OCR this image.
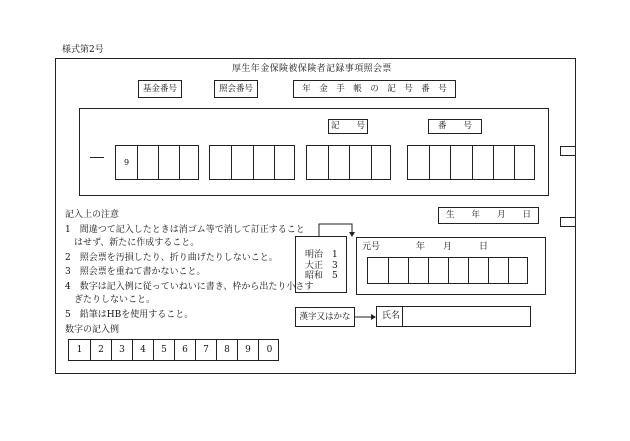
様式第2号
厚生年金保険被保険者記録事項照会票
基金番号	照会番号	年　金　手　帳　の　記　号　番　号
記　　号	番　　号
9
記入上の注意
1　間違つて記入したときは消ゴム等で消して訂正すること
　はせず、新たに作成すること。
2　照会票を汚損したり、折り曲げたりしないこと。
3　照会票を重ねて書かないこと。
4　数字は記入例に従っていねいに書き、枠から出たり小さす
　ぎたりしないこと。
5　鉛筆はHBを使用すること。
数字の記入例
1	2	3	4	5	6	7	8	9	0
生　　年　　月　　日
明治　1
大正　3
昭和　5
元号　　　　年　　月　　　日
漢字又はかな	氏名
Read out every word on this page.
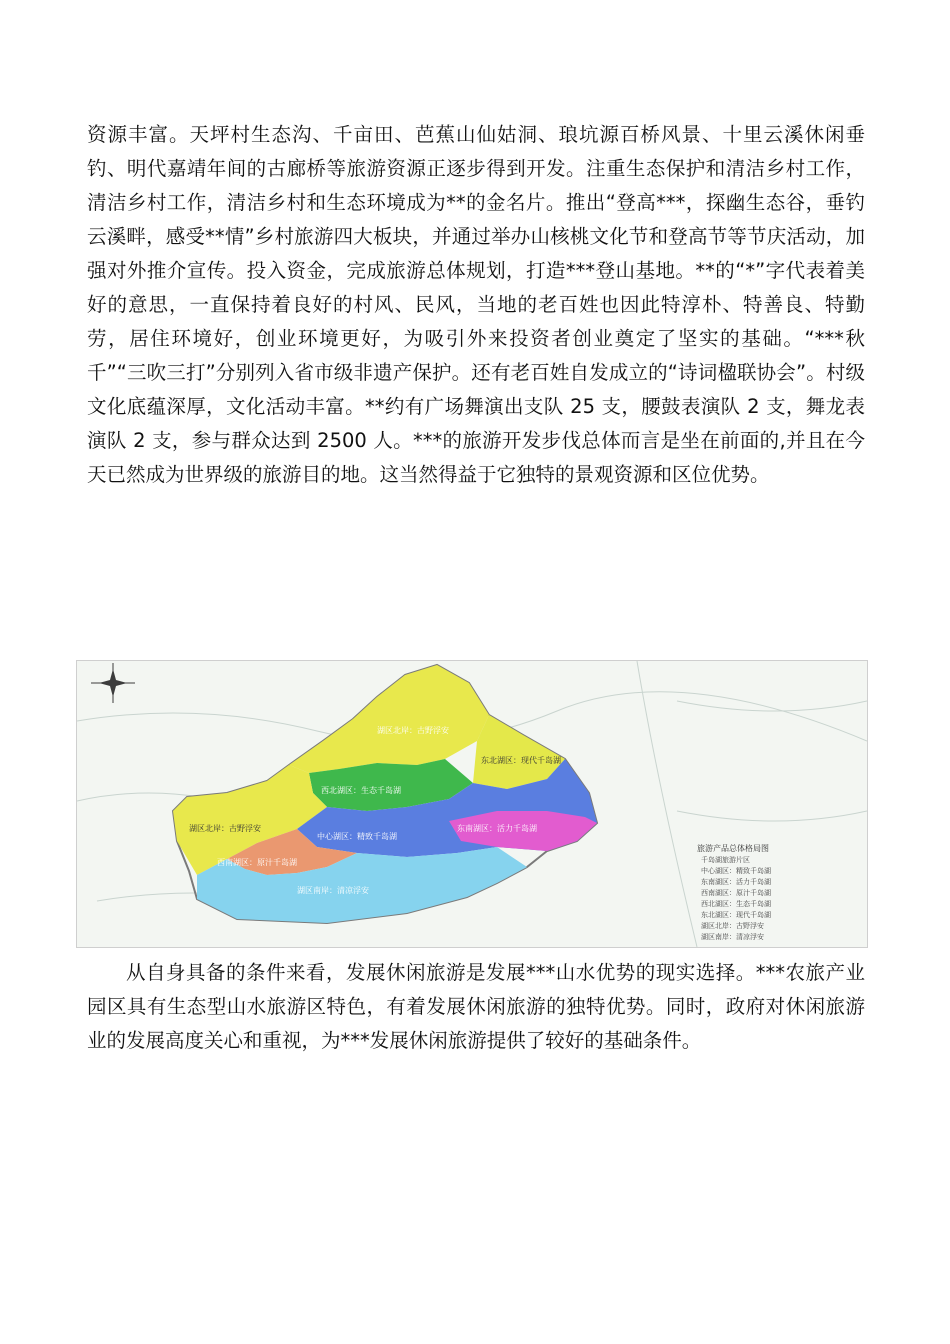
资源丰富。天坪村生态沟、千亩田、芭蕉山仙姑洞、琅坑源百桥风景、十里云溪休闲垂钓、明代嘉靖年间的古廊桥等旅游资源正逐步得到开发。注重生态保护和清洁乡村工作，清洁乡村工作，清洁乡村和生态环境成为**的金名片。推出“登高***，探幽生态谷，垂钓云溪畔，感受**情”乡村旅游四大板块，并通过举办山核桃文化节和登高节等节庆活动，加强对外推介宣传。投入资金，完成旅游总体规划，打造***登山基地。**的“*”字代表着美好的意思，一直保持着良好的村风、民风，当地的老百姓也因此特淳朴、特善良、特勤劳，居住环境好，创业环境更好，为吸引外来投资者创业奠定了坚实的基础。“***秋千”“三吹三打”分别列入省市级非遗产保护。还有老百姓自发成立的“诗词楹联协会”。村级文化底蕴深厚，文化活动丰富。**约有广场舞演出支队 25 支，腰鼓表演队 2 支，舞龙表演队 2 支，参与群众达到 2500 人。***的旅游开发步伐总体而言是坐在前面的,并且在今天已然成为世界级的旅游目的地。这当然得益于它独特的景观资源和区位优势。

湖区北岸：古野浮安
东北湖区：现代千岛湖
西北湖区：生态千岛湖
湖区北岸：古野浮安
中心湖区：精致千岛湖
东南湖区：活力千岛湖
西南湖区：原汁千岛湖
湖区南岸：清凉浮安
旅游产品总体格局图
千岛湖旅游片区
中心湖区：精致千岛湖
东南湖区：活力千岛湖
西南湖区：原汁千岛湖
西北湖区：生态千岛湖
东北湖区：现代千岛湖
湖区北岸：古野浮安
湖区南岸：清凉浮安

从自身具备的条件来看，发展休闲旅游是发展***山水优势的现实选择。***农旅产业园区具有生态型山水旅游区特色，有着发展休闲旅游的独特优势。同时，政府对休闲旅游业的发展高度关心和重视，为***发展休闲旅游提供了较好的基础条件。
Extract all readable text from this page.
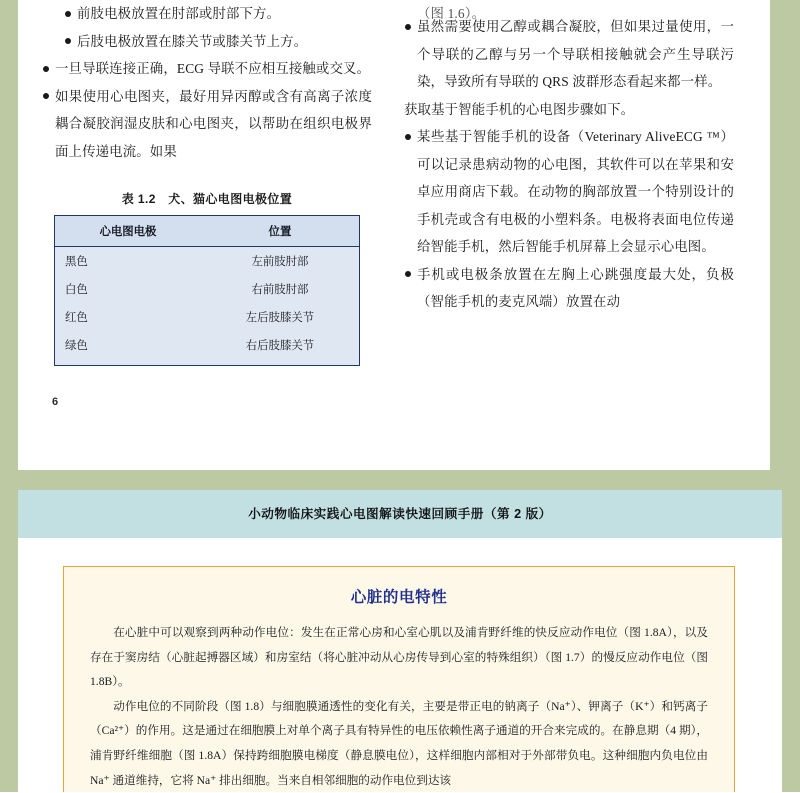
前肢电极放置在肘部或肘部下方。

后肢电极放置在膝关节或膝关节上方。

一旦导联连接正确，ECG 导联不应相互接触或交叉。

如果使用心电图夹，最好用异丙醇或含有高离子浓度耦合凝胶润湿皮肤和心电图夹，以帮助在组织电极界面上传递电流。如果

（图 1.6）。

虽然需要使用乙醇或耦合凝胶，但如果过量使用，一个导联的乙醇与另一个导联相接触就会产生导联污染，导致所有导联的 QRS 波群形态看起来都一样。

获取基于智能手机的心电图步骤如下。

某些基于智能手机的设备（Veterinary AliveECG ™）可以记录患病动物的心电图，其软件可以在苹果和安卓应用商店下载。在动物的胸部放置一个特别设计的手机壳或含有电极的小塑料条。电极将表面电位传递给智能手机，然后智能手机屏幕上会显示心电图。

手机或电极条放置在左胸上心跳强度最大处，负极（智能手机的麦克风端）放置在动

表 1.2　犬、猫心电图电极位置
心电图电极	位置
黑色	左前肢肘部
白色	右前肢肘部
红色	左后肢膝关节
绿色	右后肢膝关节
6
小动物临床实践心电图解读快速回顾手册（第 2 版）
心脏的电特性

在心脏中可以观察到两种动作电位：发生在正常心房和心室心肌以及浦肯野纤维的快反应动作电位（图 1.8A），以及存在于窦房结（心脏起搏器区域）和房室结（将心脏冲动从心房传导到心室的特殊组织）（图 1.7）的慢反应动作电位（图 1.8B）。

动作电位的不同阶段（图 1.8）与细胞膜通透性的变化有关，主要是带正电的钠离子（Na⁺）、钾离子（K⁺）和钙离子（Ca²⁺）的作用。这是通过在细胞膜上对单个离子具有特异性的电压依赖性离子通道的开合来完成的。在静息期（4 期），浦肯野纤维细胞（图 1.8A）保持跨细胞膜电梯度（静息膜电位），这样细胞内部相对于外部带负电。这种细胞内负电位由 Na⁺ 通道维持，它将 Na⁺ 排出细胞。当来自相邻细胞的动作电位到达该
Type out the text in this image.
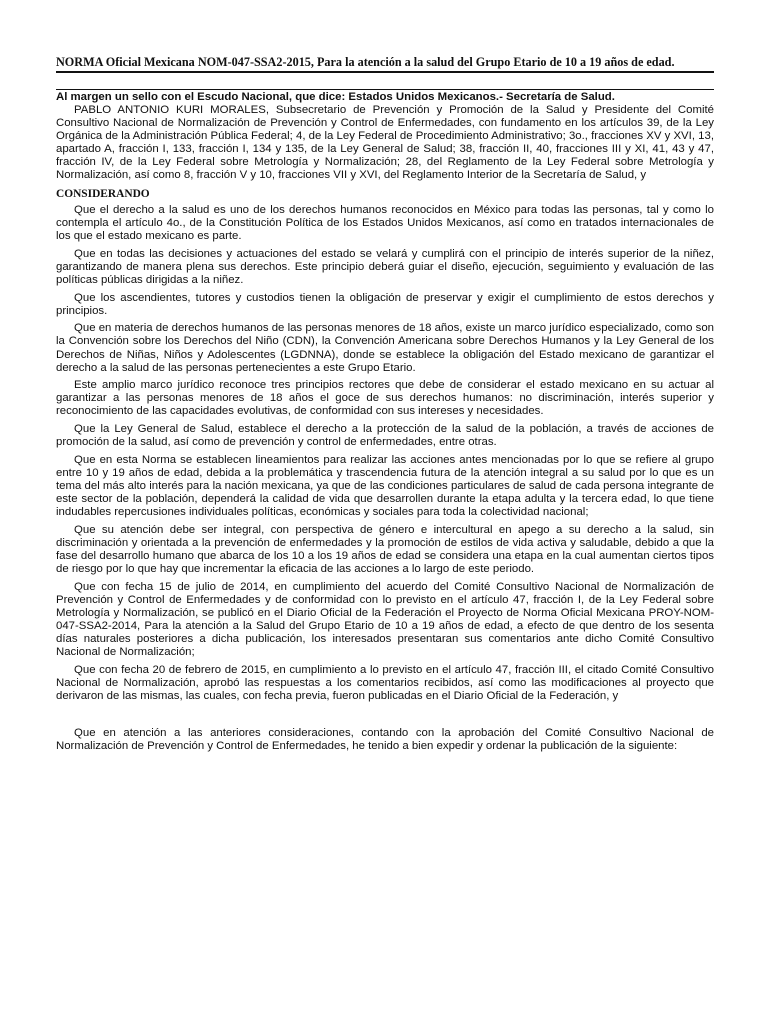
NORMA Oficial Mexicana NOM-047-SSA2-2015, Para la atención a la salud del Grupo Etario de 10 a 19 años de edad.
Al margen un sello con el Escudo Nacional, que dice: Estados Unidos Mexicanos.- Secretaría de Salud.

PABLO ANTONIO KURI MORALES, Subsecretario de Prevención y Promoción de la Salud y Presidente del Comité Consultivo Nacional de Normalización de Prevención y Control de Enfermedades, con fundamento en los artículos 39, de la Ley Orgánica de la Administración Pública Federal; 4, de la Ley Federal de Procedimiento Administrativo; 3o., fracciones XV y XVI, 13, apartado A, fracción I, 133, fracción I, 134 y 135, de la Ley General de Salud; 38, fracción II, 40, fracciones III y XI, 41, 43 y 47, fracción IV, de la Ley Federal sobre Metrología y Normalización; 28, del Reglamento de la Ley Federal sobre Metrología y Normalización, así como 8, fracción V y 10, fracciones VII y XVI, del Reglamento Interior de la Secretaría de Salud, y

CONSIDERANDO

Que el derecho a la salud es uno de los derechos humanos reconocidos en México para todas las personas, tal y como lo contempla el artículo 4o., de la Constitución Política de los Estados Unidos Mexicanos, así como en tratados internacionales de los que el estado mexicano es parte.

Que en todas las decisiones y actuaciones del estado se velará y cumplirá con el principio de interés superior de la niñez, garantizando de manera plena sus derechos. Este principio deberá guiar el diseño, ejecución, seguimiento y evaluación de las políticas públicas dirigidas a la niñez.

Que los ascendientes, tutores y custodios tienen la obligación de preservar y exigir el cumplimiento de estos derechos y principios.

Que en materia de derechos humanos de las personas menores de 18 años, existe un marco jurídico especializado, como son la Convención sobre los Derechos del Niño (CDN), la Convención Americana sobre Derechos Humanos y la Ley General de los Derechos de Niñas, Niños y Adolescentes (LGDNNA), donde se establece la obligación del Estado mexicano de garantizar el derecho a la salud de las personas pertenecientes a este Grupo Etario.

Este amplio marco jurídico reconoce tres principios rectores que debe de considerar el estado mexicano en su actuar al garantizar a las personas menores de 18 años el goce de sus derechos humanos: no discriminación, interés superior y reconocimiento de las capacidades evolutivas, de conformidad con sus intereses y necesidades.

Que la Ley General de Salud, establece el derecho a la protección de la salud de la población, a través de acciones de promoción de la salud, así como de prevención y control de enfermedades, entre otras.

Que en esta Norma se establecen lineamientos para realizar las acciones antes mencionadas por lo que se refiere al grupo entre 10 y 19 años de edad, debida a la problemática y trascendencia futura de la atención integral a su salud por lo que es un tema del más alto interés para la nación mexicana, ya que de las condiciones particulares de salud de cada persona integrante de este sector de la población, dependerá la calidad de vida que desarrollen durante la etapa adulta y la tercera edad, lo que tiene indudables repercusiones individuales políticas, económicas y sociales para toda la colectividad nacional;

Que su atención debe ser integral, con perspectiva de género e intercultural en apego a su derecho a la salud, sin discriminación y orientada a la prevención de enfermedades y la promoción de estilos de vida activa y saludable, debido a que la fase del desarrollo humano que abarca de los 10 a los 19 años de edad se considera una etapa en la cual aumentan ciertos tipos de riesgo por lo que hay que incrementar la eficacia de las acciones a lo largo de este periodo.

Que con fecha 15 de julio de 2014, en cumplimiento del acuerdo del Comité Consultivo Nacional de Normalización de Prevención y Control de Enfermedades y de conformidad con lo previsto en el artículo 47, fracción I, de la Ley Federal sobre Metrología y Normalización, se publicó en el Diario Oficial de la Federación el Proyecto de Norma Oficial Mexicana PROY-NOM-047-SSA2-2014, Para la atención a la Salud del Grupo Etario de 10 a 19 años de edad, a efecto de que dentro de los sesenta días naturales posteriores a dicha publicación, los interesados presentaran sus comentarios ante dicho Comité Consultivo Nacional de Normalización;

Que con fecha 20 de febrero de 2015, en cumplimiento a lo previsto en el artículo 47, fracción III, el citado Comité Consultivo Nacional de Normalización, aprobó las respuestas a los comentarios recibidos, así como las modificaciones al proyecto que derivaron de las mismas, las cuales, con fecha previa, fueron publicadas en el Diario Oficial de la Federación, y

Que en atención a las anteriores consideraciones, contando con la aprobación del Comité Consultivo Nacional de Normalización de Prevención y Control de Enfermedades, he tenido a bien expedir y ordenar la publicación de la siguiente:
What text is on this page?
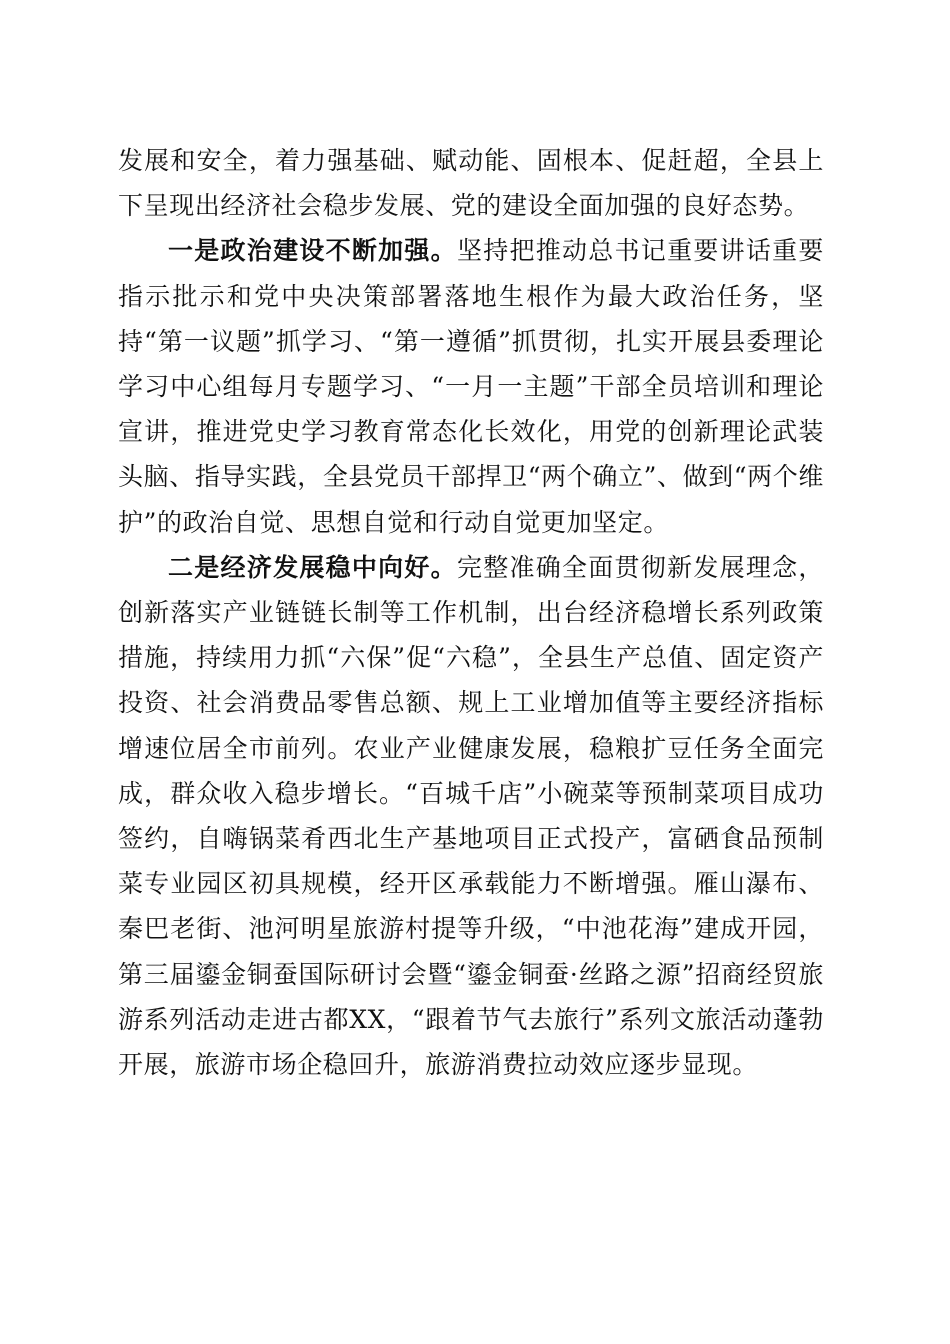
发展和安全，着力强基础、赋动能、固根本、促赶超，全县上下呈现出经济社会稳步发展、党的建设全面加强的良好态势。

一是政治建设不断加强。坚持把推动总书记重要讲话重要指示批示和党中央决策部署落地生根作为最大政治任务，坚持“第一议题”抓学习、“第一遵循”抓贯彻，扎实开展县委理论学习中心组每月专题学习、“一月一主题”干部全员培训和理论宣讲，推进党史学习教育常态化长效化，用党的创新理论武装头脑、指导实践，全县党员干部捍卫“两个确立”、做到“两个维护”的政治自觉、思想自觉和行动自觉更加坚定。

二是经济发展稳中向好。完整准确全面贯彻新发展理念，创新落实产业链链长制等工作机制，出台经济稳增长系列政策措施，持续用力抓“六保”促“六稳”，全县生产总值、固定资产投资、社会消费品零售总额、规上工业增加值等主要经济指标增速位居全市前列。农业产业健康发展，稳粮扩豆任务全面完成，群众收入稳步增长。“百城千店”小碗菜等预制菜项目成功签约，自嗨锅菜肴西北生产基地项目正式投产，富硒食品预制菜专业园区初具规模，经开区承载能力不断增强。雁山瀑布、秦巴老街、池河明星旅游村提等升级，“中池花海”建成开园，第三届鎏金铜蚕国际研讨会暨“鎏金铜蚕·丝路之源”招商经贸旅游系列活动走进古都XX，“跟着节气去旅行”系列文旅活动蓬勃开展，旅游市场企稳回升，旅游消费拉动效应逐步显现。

**Exercise task:**
Leave the pictures out, and reproduce only the lines from the line holding "What text is on this page?" through the last line of the material, both included.

**Output below:**
What text is on this page?
发展和安全，着力强基础、赋动能、固根本、促赶超，全县上下呈现出经济社会稳步发展、党的建设全面加强的良好态势。

一是政治建设不断加强。坚持把推动总书记重要讲话重要指示批示和党中央决策部署落地生根作为最大政治任务，坚持“第一议题”抓学习、“第一遵循”抓贯彻，扎实开展县委理论学习中心组每月专题学习、“一月一主题”干部全员培训和理论宣讲，推进党史学习教育常态化长效化，用党的创新理论武装头脑、指导实践，全县党员干部捍卫“两个确立”、做到“两个维护”的政治自觉、思想自觉和行动自觉更加坚定。

二是经济发展稳中向好。完整准确全面贯彻新发展理念，创新落实产业链链长制等工作机制，出台经济稳增长系列政策措施，持续用力抓“六保”促“六稳”，全县生产总值、固定资产投资、社会消费品零售总额、规上工业增加值等主要经济指标增速位居全市前列。农业产业健康发展，稳粮扩豆任务全面完成，群众收入稳步增长。“百城千店”小碗菜等预制菜项目成功签约，自嗨锅菜肴西北生产基地项目正式投产，富硒食品预制菜专业园区初具规模，经开区承载能力不断增强。雁山瀑布、秦巴老街、池河明星旅游村提等升级，“中池花海”建成开园，第三届鎏金铜蚕国际研讨会暨“鎏金铜蚕·丝路之源”招商经贸旅游系列活动走进古都XX，“跟着节气去旅行”系列文旅活动蓬勃开展，旅游市场企稳回升，旅游消费拉动效应逐步显现。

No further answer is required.